[start]

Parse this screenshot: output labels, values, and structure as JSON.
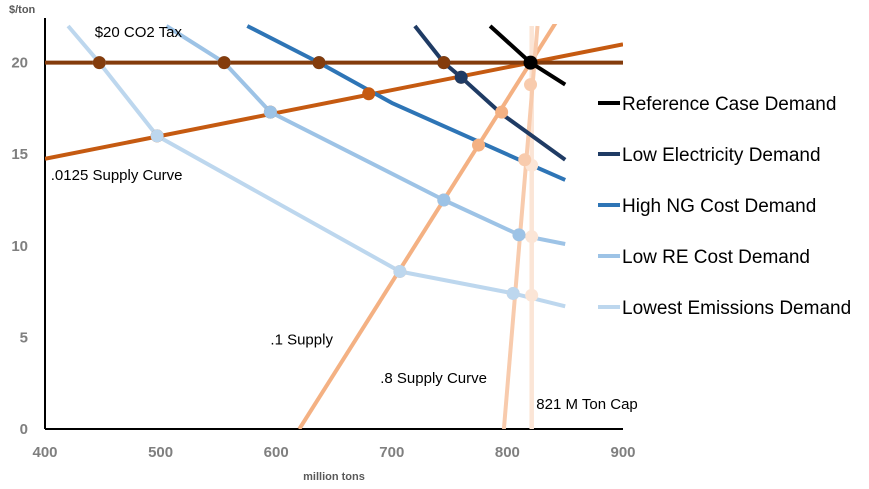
{
  "chart_data": {
    "type": "line",
    "xlabel": "million tons",
    "ylabel": "$/ton",
    "xlim": [
      400,
      900
    ],
    "ylim": [
      0,
      22
    ],
    "xticks": [
      "400",
      "500",
      "600",
      "700",
      "800",
      "900"
    ],
    "yticks": [
      "0",
      "5",
      "10",
      "15",
      "20"
    ],
    "legend_position": "right",
    "series": [
      {
        "name": "Reference Case Demand",
        "color": "#000000",
        "role": "demand",
        "points": [
          [
            785,
            22
          ],
          [
            820,
            20
          ],
          [
            850,
            18.8
          ]
        ],
        "markers": [
          [
            820,
            20
          ]
        ]
      },
      {
        "name": "Low Electricity Demand",
        "color": "#1f3b64",
        "role": "demand",
        "points": [
          [
            720,
            22
          ],
          [
            745,
            20
          ],
          [
            760,
            19.2
          ],
          [
            795,
            17.2
          ],
          [
            850,
            14.7
          ]
        ],
        "markers": [
          [
            745,
            20
          ],
          [
            760,
            19.2
          ]
        ]
      },
      {
        "name": "High NG Cost Demand",
        "color": "#2e75b6",
        "role": "demand",
        "points": [
          [
            575,
            22
          ],
          [
            637,
            20
          ],
          [
            700,
            17.8
          ],
          [
            810,
            14.7
          ],
          [
            850,
            13.6
          ]
        ],
        "markers": [
          [
            637,
            20
          ]
        ]
      },
      {
        "name": "Low RE Cost Demand",
        "color": "#9dc3e6",
        "role": "demand",
        "points": [
          [
            505,
            22
          ],
          [
            555,
            20
          ],
          [
            595,
            17.3
          ],
          [
            745,
            12.5
          ],
          [
            810,
            10.6
          ],
          [
            850,
            10.1
          ]
        ],
        "markers": [
          [
            555,
            20
          ],
          [
            595,
            17.3
          ],
          [
            745,
            12.5
          ],
          [
            810,
            10.6
          ]
        ]
      },
      {
        "name": "Lowest Emissions Demand",
        "color": "#bdd7ee",
        "role": "demand",
        "points": [
          [
            420,
            22
          ],
          [
            447,
            20
          ],
          [
            497,
            16
          ],
          [
            707,
            8.6
          ],
          [
            805,
            7.4
          ],
          [
            850,
            6.7
          ]
        ],
        "markers": [
          [
            447,
            20
          ],
          [
            497,
            16
          ],
          [
            707,
            8.6
          ],
          [
            805,
            7.4
          ]
        ]
      },
      {
        "name": "",
        "color": "#c55a11",
        "role": "supply",
        "points": [
          [
            400,
            14.75
          ],
          [
            900,
            21
          ]
        ],
        "markers": [
          [
            497,
            16
          ],
          [
            595,
            17.3
          ],
          [
            680,
            18.3
          ],
          [
            760,
            19.2
          ]
        ]
      },
      {
        "name": "",
        "color": "#f4b183",
        "role": "supply",
        "points": [
          [
            620,
            0
          ],
          [
            843,
            22.3
          ]
        ],
        "markers": [
          [
            707,
            8.6
          ],
          [
            745,
            12.5
          ],
          [
            775,
            15.5
          ],
          [
            795,
            17.3
          ]
        ]
      },
      {
        "name": "",
        "color": "#f8cbad",
        "role": "supply",
        "points": [
          [
            797,
            0
          ],
          [
            826,
            22
          ]
        ],
        "markers": [
          [
            805,
            7.4
          ],
          [
            810,
            10.6
          ],
          [
            815,
            14.7
          ],
          [
            820,
            18.8
          ]
        ]
      },
      {
        "name": "",
        "color": "#fbe5d6",
        "role": "cap",
        "points": [
          [
            821,
            0
          ],
          [
            821,
            22
          ]
        ],
        "markers": [
          [
            821,
            7.3
          ],
          [
            821,
            10.5
          ],
          [
            821,
            14.4
          ]
        ]
      },
      {
        "name": "",
        "color": "#843c0c",
        "role": "tax",
        "points": [
          [
            400,
            20
          ],
          [
            900,
            20
          ]
        ],
        "markers": [
          [
            447,
            20
          ],
          [
            555,
            20
          ],
          [
            637,
            20
          ],
          [
            745,
            20
          ]
        ]
      }
    ],
    "annotations": [
      {
        "id": "tax",
        "text": "$20 CO2 Tax",
        "x": 443,
        "y": 21.4
      },
      {
        "id": "s0125",
        "text": ".0125 Supply Curve",
        "x": 405,
        "y": 13.6
      },
      {
        "id": "s1",
        "text": ".1 Supply",
        "x": 595,
        "y": 4.6
      },
      {
        "id": "s8",
        "text": ".8 Supply Curve",
        "x": 690,
        "y": 2.5
      },
      {
        "id": "cap",
        "text": "821 M Ton Cap",
        "x": 825,
        "y": 1.1
      }
    ]
  }
}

[end]

- [EXERCISE] In your copy, leave out the pictures and reproduce the material above exactly.

- [TASK SOLUTION]
Parse this screenshot: output labels, values, and structure as JSON.
{
  "chart_data": {
    "type": "line",
    "xlabel": "million tons",
    "ylabel": "$/ton",
    "xlim": [
      400,
      900
    ],
    "ylim": [
      0,
      22
    ],
    "xticks": [
      "400",
      "500",
      "600",
      "700",
      "800",
      "900"
    ],
    "yticks": [
      "0",
      "5",
      "10",
      "15",
      "20"
    ],
    "legend_position": "right",
    "series": [
      {
        "name": "Reference Case Demand",
        "color": "#000000",
        "role": "demand",
        "points": [
          [
            785,
            22
          ],
          [
            820,
            20
          ],
          [
            850,
            18.8
          ]
        ],
        "markers": [
          [
            820,
            20
          ]
        ]
      },
      {
        "name": "Low Electricity Demand",
        "color": "#1f3b64",
        "role": "demand",
        "points": [
          [
            720,
            22
          ],
          [
            745,
            20
          ],
          [
            760,
            19.2
          ],
          [
            795,
            17.2
          ],
          [
            850,
            14.7
          ]
        ],
        "markers": [
          [
            745,
            20
          ],
          [
            760,
            19.2
          ]
        ]
      },
      {
        "name": "High NG Cost Demand",
        "color": "#2e75b6",
        "role": "demand",
        "points": [
          [
            575,
            22
          ],
          [
            637,
            20
          ],
          [
            700,
            17.8
          ],
          [
            810,
            14.7
          ],
          [
            850,
            13.6
          ]
        ],
        "markers": [
          [
            637,
            20
          ]
        ]
      },
      {
        "name": "Low RE Cost Demand",
        "color": "#9dc3e6",
        "role": "demand",
        "points": [
          [
            505,
            22
          ],
          [
            555,
            20
          ],
          [
            595,
            17.3
          ],
          [
            745,
            12.5
          ],
          [
            810,
            10.6
          ],
          [
            850,
            10.1
          ]
        ],
        "markers": [
          [
            555,
            20
          ],
          [
            595,
            17.3
          ],
          [
            745,
            12.5
          ],
          [
            810,
            10.6
          ]
        ]
      },
      {
        "name": "Lowest Emissions Demand",
        "color": "#bdd7ee",
        "role": "demand",
        "points": [
          [
            420,
            22
          ],
          [
            447,
            20
          ],
          [
            497,
            16
          ],
          [
            707,
            8.6
          ],
          [
            805,
            7.4
          ],
          [
            850,
            6.7
          ]
        ],
        "markers": [
          [
            447,
            20
          ],
          [
            497,
            16
          ],
          [
            707,
            8.6
          ],
          [
            805,
            7.4
          ]
        ]
      },
      {
        "name": "",
        "color": "#c55a11",
        "role": "supply",
        "points": [
          [
            400,
            14.75
          ],
          [
            900,
            21
          ]
        ],
        "markers": [
          [
            497,
            16
          ],
          [
            595,
            17.3
          ],
          [
            680,
            18.3
          ],
          [
            760,
            19.2
          ]
        ]
      },
      {
        "name": "",
        "color": "#f4b183",
        "role": "supply",
        "points": [
          [
            620,
            0
          ],
          [
            843,
            22.3
          ]
        ],
        "markers": [
          [
            707,
            8.6
          ],
          [
            745,
            12.5
          ],
          [
            775,
            15.5
          ],
          [
            795,
            17.3
          ]
        ]
      },
      {
        "name": "",
        "color": "#f8cbad",
        "role": "supply",
        "points": [
          [
            797,
            0
          ],
          [
            826,
            22
          ]
        ],
        "markers": [
          [
            805,
            7.4
          ],
          [
            810,
            10.6
          ],
          [
            815,
            14.7
          ],
          [
            820,
            18.8
          ]
        ]
      },
      {
        "name": "",
        "color": "#fbe5d6",
        "role": "cap",
        "points": [
          [
            821,
            0
          ],
          [
            821,
            22
          ]
        ],
        "markers": [
          [
            821,
            7.3
          ],
          [
            821,
            10.5
          ],
          [
            821,
            14.4
          ]
        ]
      },
      {
        "name": "",
        "color": "#843c0c",
        "role": "tax",
        "points": [
          [
            400,
            20
          ],
          [
            900,
            20
          ]
        ],
        "markers": [
          [
            447,
            20
          ],
          [
            555,
            20
          ],
          [
            637,
            20
          ],
          [
            745,
            20
          ]
        ]
      }
    ],
    "annotations": [
      {
        "id": "tax",
        "text": "$20 CO2 Tax",
        "x": 443,
        "y": 21.4
      },
      {
        "id": "s0125",
        "text": ".0125 Supply Curve",
        "x": 405,
        "y": 13.6
      },
      {
        "id": "s1",
        "text": ".1 Supply",
        "x": 595,
        "y": 4.6
      },
      {
        "id": "s8",
        "text": ".8 Supply Curve",
        "x": 690,
        "y": 2.5
      },
      {
        "id": "cap",
        "text": "821 M Ton Cap",
        "x": 825,
        "y": 1.1
      }
    ]
  }
}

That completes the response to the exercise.